---- Raw records

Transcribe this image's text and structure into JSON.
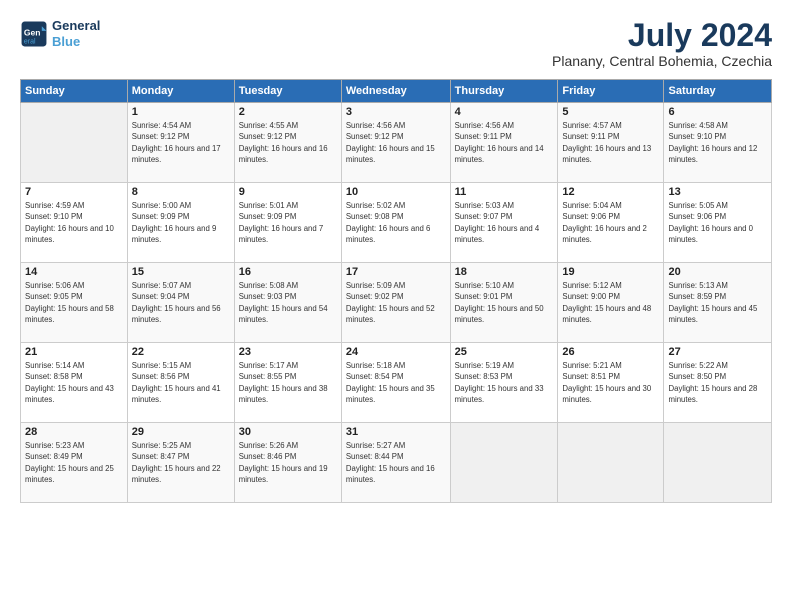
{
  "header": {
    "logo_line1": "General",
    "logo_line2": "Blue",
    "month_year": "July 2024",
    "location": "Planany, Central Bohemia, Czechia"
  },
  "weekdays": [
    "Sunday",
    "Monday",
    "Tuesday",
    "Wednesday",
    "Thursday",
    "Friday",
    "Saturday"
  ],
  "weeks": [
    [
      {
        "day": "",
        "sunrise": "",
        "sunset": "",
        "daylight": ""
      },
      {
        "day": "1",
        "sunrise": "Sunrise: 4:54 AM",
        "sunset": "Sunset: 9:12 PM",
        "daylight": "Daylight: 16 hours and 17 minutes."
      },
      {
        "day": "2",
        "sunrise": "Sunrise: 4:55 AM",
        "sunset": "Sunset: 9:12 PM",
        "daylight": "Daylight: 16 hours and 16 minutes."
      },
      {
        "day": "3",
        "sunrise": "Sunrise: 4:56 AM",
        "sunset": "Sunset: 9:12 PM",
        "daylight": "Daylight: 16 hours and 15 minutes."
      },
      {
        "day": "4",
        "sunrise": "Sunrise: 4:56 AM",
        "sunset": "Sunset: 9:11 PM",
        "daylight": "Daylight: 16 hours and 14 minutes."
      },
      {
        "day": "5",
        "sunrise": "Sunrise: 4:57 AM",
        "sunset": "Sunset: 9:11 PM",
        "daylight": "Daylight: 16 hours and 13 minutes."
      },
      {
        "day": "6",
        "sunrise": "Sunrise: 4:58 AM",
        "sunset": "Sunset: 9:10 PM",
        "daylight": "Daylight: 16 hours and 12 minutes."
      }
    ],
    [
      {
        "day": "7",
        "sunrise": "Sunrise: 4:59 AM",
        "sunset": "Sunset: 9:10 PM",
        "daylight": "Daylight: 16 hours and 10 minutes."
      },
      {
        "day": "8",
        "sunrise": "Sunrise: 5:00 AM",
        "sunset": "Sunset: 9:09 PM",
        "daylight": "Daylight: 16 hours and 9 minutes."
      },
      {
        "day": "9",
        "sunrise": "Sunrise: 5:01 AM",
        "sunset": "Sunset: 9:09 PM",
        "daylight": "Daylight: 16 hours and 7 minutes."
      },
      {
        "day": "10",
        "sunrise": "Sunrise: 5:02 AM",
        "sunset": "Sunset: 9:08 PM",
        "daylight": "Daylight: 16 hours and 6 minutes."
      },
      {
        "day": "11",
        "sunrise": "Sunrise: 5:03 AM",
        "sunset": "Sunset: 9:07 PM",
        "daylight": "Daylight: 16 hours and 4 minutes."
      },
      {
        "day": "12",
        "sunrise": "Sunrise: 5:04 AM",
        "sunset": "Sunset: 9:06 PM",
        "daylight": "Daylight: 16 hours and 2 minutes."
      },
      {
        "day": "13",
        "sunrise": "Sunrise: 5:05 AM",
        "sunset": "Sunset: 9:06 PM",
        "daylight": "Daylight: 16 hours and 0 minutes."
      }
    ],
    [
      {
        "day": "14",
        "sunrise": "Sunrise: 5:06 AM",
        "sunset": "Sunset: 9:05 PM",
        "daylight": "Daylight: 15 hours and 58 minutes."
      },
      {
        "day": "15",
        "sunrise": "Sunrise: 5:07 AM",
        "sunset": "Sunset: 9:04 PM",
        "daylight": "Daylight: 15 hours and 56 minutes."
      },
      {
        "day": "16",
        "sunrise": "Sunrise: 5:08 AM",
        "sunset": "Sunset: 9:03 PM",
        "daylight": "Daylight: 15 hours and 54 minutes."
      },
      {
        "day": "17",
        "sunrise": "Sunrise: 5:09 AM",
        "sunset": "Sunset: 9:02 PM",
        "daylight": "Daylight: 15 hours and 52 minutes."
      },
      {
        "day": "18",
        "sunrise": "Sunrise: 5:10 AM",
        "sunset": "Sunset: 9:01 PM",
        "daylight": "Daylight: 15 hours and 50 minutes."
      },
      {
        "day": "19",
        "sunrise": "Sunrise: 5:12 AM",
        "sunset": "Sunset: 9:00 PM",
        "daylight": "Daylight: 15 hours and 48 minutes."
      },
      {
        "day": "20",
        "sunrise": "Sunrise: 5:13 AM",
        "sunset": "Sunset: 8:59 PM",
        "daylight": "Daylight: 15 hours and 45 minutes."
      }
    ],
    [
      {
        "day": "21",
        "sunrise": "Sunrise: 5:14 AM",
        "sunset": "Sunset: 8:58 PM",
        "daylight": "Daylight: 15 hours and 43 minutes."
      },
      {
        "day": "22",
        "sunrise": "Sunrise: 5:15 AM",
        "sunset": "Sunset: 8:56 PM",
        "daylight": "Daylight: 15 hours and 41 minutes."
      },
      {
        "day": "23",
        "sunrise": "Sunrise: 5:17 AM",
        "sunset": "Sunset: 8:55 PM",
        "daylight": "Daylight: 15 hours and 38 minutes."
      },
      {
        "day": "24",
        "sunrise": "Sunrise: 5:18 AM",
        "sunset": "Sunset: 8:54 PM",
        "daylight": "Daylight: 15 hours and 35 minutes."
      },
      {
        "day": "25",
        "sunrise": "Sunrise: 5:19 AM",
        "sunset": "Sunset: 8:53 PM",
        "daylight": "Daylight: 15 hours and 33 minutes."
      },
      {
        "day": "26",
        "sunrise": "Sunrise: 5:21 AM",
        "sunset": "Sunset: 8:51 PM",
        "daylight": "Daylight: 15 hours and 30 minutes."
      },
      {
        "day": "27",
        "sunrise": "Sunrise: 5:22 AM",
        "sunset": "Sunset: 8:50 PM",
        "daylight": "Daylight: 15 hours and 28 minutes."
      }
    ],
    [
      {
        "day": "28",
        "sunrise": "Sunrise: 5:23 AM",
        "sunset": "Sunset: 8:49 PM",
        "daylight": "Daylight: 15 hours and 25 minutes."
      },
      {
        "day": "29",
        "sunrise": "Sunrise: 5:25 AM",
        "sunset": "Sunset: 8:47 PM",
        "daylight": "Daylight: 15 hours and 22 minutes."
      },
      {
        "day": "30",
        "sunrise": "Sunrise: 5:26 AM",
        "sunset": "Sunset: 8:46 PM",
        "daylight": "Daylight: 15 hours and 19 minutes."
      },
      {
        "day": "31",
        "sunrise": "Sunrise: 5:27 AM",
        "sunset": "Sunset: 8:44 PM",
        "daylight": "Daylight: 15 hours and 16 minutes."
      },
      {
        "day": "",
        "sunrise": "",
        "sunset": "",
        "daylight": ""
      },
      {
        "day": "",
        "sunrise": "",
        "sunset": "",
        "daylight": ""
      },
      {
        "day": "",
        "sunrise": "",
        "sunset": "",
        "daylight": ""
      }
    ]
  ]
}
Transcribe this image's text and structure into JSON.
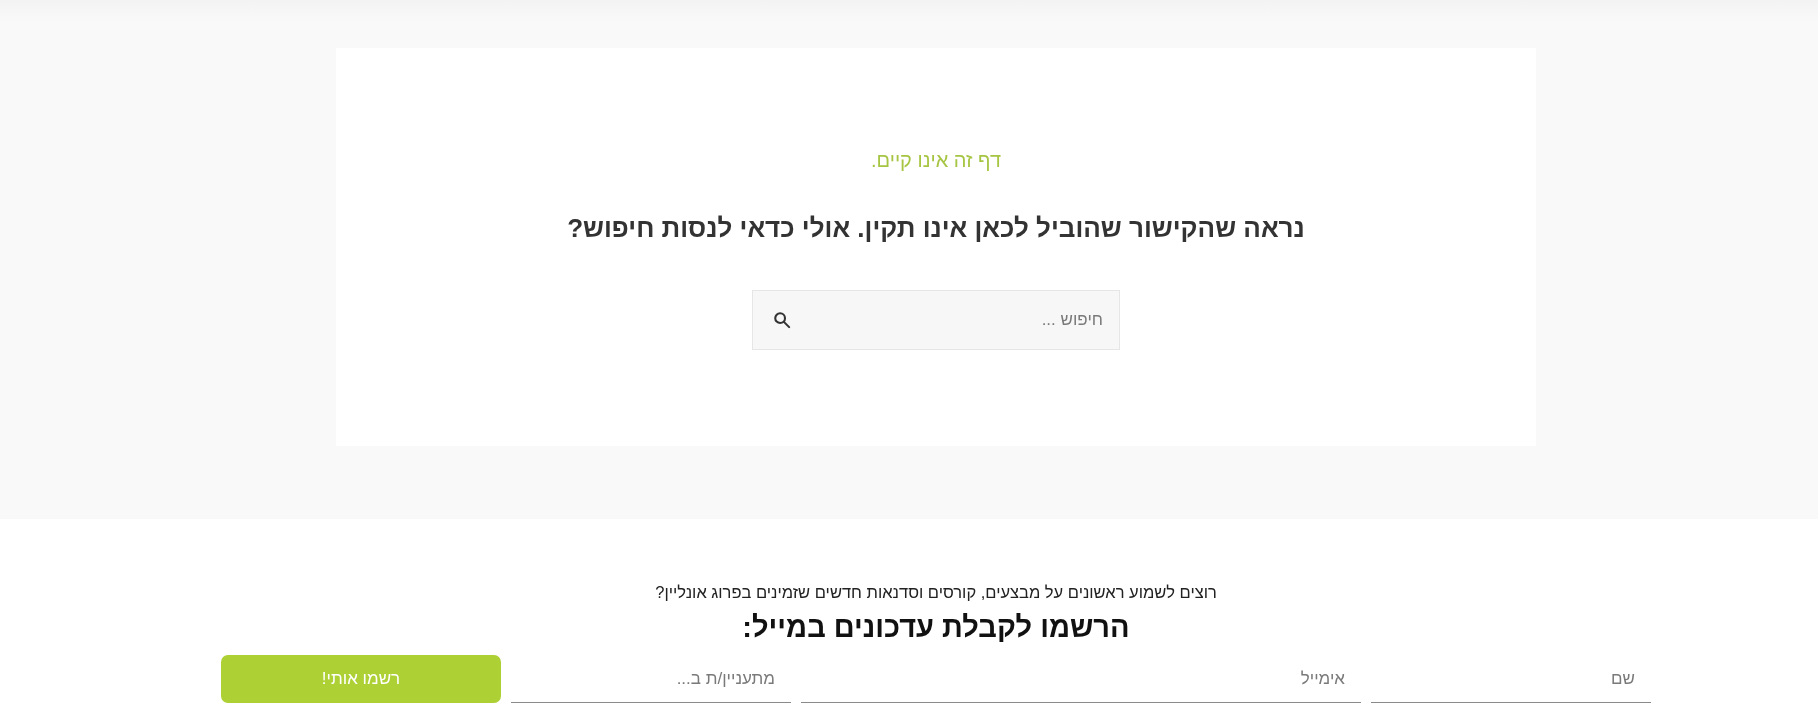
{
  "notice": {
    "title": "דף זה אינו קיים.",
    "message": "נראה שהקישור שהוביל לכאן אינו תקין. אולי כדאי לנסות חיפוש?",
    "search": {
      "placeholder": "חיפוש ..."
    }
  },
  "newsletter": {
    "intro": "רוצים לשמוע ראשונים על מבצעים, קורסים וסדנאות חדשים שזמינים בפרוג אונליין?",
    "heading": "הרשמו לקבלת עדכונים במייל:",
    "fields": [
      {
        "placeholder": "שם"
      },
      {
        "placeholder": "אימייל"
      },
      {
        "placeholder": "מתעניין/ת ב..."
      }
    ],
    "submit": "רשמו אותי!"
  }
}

--------

**What is required**
Tally how many lines of the material contain the word "אינו". The answer must be the number and nothing else.

**Complete output**
2